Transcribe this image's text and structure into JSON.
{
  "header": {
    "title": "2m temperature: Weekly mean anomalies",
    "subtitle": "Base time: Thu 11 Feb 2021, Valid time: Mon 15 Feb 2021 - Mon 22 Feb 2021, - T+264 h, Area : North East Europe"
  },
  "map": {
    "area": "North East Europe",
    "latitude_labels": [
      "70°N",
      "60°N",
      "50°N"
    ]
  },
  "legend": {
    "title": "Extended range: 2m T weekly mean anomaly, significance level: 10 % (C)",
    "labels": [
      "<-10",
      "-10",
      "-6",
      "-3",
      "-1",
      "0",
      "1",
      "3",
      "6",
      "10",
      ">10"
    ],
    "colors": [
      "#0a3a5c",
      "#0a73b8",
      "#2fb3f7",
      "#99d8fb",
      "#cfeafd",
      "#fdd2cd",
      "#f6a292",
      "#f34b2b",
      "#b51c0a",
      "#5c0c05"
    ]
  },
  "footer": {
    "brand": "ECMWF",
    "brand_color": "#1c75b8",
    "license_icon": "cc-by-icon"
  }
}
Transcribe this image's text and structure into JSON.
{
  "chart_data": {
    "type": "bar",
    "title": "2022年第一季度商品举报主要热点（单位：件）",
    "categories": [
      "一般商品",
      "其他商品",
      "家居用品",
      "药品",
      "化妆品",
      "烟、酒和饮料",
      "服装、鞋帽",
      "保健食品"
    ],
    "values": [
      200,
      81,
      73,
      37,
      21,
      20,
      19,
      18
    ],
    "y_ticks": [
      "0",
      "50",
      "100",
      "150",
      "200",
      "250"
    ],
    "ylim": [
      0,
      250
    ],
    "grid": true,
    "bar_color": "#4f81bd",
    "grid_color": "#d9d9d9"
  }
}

» **SHORT EXERCISE**:
Return all of the data word for word.

» **IN RESPONSE**:
Transcribe this image's text and structure into JSON.
{
  "header": {
    "title": "2m temperature: Weekly mean anomalies",
    "subtitle": "Base time: Thu 11 Feb 2021, Valid time: Mon 15 Feb 2021 - Mon 22 Feb 2021, - T+264 h, Area : North East Europe"
  },
  "map": {
    "area": "North East Europe",
    "latitude_labels": [
      "70°N",
      "60°N",
      "50°N"
    ]
  },
  "legend": {
    "title": "Extended range: 2m T weekly mean anomaly, significance level: 10 % (C)",
    "labels": [
      "<-10",
      "-10",
      "-6",
      "-3",
      "-1",
      "0",
      "1",
      "3",
      "6",
      "10",
      ">10"
    ],
    "colors": [
      "#0a3a5c",
      "#0a73b8",
      "#2fb3f7",
      "#99d8fb",
      "#cfeafd",
      "#fdd2cd",
      "#f6a292",
      "#f34b2b",
      "#b51c0a",
      "#5c0c05"
    ]
  },
  "footer": {
    "brand": "ECMWF",
    "brand_color": "#1c75b8",
    "license_icon": "cc-by-icon"
  }
}
Transcribe this image's text and structure into JSON.
{
  "chart_data": {
    "type": "bar",
    "title": "2022年第一季度商品举报主要热点（单位：件）",
    "categories": [
      "一般商品",
      "其他商品",
      "家居用品",
      "药品",
      "化妆品",
      "烟、酒和饮料",
      "服装、鞋帽",
      "保健食品"
    ],
    "values": [
      200,
      81,
      73,
      37,
      21,
      20,
      19,
      18
    ],
    "y_ticks": [
      "0",
      "50",
      "100",
      "150",
      "200",
      "250"
    ],
    "ylim": [
      0,
      250
    ],
    "grid": true,
    "bar_color": "#4f81bd",
    "grid_color": "#d9d9d9"
  }
}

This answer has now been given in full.